AIM:
Take the material and output all of it exactly.

►

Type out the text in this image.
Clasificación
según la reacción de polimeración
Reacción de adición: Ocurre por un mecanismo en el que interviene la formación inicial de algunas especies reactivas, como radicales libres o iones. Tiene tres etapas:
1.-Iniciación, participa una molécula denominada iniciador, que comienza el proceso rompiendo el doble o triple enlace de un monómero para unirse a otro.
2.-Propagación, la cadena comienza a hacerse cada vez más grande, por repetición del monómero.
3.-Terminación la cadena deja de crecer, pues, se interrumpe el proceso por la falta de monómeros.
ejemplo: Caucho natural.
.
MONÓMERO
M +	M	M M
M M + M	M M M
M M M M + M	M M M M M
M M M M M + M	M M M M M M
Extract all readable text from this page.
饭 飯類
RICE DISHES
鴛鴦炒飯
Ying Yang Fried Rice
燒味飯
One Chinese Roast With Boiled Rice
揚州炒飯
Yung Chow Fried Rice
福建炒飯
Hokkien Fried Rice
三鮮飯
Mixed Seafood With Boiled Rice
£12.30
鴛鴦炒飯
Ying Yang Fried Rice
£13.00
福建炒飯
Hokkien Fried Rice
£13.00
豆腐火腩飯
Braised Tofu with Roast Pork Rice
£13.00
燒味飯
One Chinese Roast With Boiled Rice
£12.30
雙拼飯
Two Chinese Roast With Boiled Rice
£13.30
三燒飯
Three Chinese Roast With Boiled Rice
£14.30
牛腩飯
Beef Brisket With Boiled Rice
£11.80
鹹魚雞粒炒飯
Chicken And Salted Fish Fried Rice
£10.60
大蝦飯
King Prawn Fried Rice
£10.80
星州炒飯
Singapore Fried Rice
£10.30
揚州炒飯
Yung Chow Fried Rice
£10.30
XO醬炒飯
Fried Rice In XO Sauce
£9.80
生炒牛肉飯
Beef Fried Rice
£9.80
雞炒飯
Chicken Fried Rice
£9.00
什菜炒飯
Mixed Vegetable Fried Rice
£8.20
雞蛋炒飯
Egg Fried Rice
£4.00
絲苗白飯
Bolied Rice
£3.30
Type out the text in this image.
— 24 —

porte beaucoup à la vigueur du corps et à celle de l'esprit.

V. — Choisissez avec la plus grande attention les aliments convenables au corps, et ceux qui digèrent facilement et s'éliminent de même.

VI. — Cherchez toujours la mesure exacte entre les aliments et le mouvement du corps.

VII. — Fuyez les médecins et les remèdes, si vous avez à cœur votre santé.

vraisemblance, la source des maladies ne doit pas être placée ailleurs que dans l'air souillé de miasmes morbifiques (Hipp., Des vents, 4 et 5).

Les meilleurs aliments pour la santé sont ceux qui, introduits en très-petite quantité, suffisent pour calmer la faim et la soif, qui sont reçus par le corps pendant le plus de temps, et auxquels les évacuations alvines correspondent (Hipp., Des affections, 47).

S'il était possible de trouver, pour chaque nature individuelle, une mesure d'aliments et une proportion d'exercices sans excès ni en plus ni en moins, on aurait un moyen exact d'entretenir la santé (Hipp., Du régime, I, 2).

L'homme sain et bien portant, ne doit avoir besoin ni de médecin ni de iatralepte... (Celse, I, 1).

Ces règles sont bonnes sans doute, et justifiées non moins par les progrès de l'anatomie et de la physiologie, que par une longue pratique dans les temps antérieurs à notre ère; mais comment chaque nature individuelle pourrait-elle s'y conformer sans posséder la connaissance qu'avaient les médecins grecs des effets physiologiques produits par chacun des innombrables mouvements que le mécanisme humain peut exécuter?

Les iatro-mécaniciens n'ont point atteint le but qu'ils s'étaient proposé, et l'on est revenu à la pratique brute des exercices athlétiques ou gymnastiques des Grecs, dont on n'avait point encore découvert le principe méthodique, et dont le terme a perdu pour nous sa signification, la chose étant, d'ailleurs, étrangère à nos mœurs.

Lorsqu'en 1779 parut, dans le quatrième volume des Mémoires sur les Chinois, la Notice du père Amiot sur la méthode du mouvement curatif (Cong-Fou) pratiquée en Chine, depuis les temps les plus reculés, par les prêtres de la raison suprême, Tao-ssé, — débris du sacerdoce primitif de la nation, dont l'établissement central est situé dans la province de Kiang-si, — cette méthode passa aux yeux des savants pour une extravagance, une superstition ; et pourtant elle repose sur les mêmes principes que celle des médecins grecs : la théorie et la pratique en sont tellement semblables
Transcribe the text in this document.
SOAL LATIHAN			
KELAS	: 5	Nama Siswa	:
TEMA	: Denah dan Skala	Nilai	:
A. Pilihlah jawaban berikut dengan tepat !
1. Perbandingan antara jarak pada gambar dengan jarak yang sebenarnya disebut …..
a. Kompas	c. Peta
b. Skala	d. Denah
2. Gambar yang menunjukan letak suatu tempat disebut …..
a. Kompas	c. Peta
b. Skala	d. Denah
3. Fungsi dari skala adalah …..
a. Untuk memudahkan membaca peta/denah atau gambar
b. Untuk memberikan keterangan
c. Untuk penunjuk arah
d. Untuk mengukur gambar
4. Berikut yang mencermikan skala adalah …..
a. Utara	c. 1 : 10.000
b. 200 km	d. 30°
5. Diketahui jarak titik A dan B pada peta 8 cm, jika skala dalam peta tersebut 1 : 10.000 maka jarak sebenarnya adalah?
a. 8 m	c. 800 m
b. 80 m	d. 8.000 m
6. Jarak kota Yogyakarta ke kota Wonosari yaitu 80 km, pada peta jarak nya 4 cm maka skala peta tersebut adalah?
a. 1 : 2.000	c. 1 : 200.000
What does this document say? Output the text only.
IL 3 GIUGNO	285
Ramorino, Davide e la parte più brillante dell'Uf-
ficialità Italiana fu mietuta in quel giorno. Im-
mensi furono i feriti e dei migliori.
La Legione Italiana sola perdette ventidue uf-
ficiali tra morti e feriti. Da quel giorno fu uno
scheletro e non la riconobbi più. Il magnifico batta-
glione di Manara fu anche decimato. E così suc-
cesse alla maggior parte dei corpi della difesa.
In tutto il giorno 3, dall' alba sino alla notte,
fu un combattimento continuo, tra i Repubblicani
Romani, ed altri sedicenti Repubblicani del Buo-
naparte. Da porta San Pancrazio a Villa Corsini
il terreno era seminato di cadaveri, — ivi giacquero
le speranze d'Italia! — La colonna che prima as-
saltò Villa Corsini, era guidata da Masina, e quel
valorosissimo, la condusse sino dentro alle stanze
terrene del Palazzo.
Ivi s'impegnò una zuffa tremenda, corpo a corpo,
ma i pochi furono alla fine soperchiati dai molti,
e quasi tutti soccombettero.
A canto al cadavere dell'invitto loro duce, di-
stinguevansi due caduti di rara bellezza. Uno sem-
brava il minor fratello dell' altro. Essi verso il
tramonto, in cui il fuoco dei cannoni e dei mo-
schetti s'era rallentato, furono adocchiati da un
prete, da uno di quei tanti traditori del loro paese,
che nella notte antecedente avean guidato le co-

◄

FULL ANSWER:
Type out the text in this image.
Clasificación
según la reacción de polimeración
Reacción de adición: Ocurre por un mecanismo en el que interviene la formación inicial de algunas especies reactivas, como radicales libres o iones. Tiene tres etapas:
1.-Iniciación, participa una molécula denominada iniciador, que comienza el proceso rompiendo el doble o triple enlace de un monómero para unirse a otro.
2.-Propagación, la cadena comienza a hacerse cada vez más grande, por repetición del monómero.
3.-Terminación la cadena deja de crecer, pues, se interrumpe el proceso por la falta de monómeros.
ejemplo: Caucho natural.
.
MONÓMERO
M +	M	M M
M M + M	M M M
M M M M + M	M M M M M
M M M M M + M	M M M M M M
Extract all readable text from this page.
饭 飯類
RICE DISHES
鴛鴦炒飯
Ying Yang Fried Rice
燒味飯
One Chinese Roast With Boiled Rice
揚州炒飯
Yung Chow Fried Rice
福建炒飯
Hokkien Fried Rice
三鮮飯
Mixed Seafood With Boiled Rice
£12.30
鴛鴦炒飯
Ying Yang Fried Rice
£13.00
福建炒飯
Hokkien Fried Rice
£13.00
豆腐火腩飯
Braised Tofu with Roast Pork Rice
£13.00
燒味飯
One Chinese Roast With Boiled Rice
£12.30
雙拼飯
Two Chinese Roast With Boiled Rice
£13.30
三燒飯
Three Chinese Roast With Boiled Rice
£14.30
牛腩飯
Beef Brisket With Boiled Rice
£11.80
鹹魚雞粒炒飯
Chicken And Salted Fish Fried Rice
£10.60
大蝦飯
King Prawn Fried Rice
£10.80
星州炒飯
Singapore Fried Rice
£10.30
揚州炒飯
Yung Chow Fried Rice
£10.30
XO醬炒飯
Fried Rice In XO Sauce
£9.80
生炒牛肉飯
Beef Fried Rice
£9.80
雞炒飯
Chicken Fried Rice
£9.00
什菜炒飯
Mixed Vegetable Fried Rice
£8.20
雞蛋炒飯
Egg Fried Rice
£4.00
絲苗白飯
Bolied Rice
£3.30
Type out the text in this image.
— 24 —

porte beaucoup à la vigueur du corps et à celle de l'esprit.

V. — Choisissez avec la plus grande attention les aliments convenables au corps, et ceux qui digèrent facilement et s'éliminent de même.

VI. — Cherchez toujours la mesure exacte entre les aliments et le mouvement du corps.

VII. — Fuyez les médecins et les remèdes, si vous avez à cœur votre santé.

vraisemblance, la source des maladies ne doit pas être placée ailleurs que dans l'air souillé de miasmes morbifiques (Hipp., Des vents, 4 et 5).

Les meilleurs aliments pour la santé sont ceux qui, introduits en très-petite quantité, suffisent pour calmer la faim et la soif, qui sont reçus par le corps pendant le plus de temps, et auxquels les évacuations alvines correspondent (Hipp., Des affections, 47).

S'il était possible de trouver, pour chaque nature individuelle, une mesure d'aliments et une proportion d'exercices sans excès ni en plus ni en moins, on aurait un moyen exact d'entretenir la santé (Hipp., Du régime, I, 2).

L'homme sain et bien portant, ne doit avoir besoin ni de médecin ni de iatralepte... (Celse, I, 1).

Ces règles sont bonnes sans doute, et justifiées non moins par les progrès de l'anatomie et de la physiologie, que par une longue pratique dans les temps antérieurs à notre ère; mais comment chaque nature individuelle pourrait-elle s'y conformer sans posséder la connaissance qu'avaient les médecins grecs des effets physiologiques produits par chacun des innombrables mouvements que le mécanisme humain peut exécuter?

Les iatro-mécaniciens n'ont point atteint le but qu'ils s'étaient proposé, et l'on est revenu à la pratique brute des exercices athlétiques ou gymnastiques des Grecs, dont on n'avait point encore découvert le principe méthodique, et dont le terme a perdu pour nous sa signification, la chose étant, d'ailleurs, étrangère à nos mœurs.

Lorsqu'en 1779 parut, dans le quatrième volume des Mémoires sur les Chinois, la Notice du père Amiot sur la méthode du mouvement curatif (Cong-Fou) pratiquée en Chine, depuis les temps les plus reculés, par les prêtres de la raison suprême, Tao-ssé, — débris du sacerdoce primitif de la nation, dont l'établissement central est situé dans la province de Kiang-si, — cette méthode passa aux yeux des savants pour une extravagance, une superstition ; et pourtant elle repose sur les mêmes principes que celle des médecins grecs : la théorie et la pratique en sont tellement semblables
Transcribe the text in this document.
SOAL LATIHAN			
KELAS	: 5	Nama Siswa	:
TEMA	: Denah dan Skala	Nilai	:
A. Pilihlah jawaban berikut dengan tepat !
1. Perbandingan antara jarak pada gambar dengan jarak yang sebenarnya disebut …..
a. Kompas	c. Peta
b. Skala	d. Denah
2. Gambar yang menunjukan letak suatu tempat disebut …..
a. Kompas	c. Peta
b. Skala	d. Denah
3. Fungsi dari skala adalah …..
a. Untuk memudahkan membaca peta/denah atau gambar
b. Untuk memberikan keterangan
c. Untuk penunjuk arah
d. Untuk mengukur gambar
4. Berikut yang mencermikan skala adalah …..
a. Utara	c. 1 : 10.000
b. 200 km	d. 30°
5. Diketahui jarak titik A dan B pada peta 8 cm, jika skala dalam peta tersebut 1 : 10.000 maka jarak sebenarnya adalah?
a. 8 m	c. 800 m
b. 80 m	d. 8.000 m
6. Jarak kota Yogyakarta ke kota Wonosari yaitu 80 km, pada peta jarak nya 4 cm maka skala peta tersebut adalah?
a. 1 : 2.000	c. 1 : 200.000
What does this document say? Output the text only.
IL 3 GIUGNO	285
Ramorino, Davide e la parte più brillante dell'Uf-
ficialità Italiana fu mietuta in quel giorno. Im-
mensi furono i feriti e dei migliori.
La Legione Italiana sola perdette ventidue uf-
ficiali tra morti e feriti. Da quel giorno fu uno
scheletro e non la riconobbi più. Il magnifico batta-
glione di Manara fu anche decimato. E così suc-
cesse alla maggior parte dei corpi della difesa.
In tutto il giorno 3, dall' alba sino alla notte,
fu un combattimento continuo, tra i Repubblicani
Romani, ed altri sedicenti Repubblicani del Buo-
naparte. Da porta San Pancrazio a Villa Corsini
il terreno era seminato di cadaveri, — ivi giacquero
le speranze d'Italia! — La colonna che prima as-
saltò Villa Corsini, era guidata da Masina, e quel
valorosissimo, la condusse sino dentro alle stanze
terrene del Palazzo.
Ivi s'impegnò una zuffa tremenda, corpo a corpo,
ma i pochi furono alla fine soperchiati dai molti,
e quasi tutti soccombettero.
A canto al cadavere dell'invitto loro duce, di-
stinguevansi due caduti di rara bellezza. Uno sem-
brava il minor fratello dell' altro. Essi verso il
tramonto, in cui il fuoco dei cannoni e dei mo-
schetti s'era rallentato, furono adocchiati da un
prete, da uno di quei tanti traditori del loro paese,
che nella notte antecedente avean guidato le co-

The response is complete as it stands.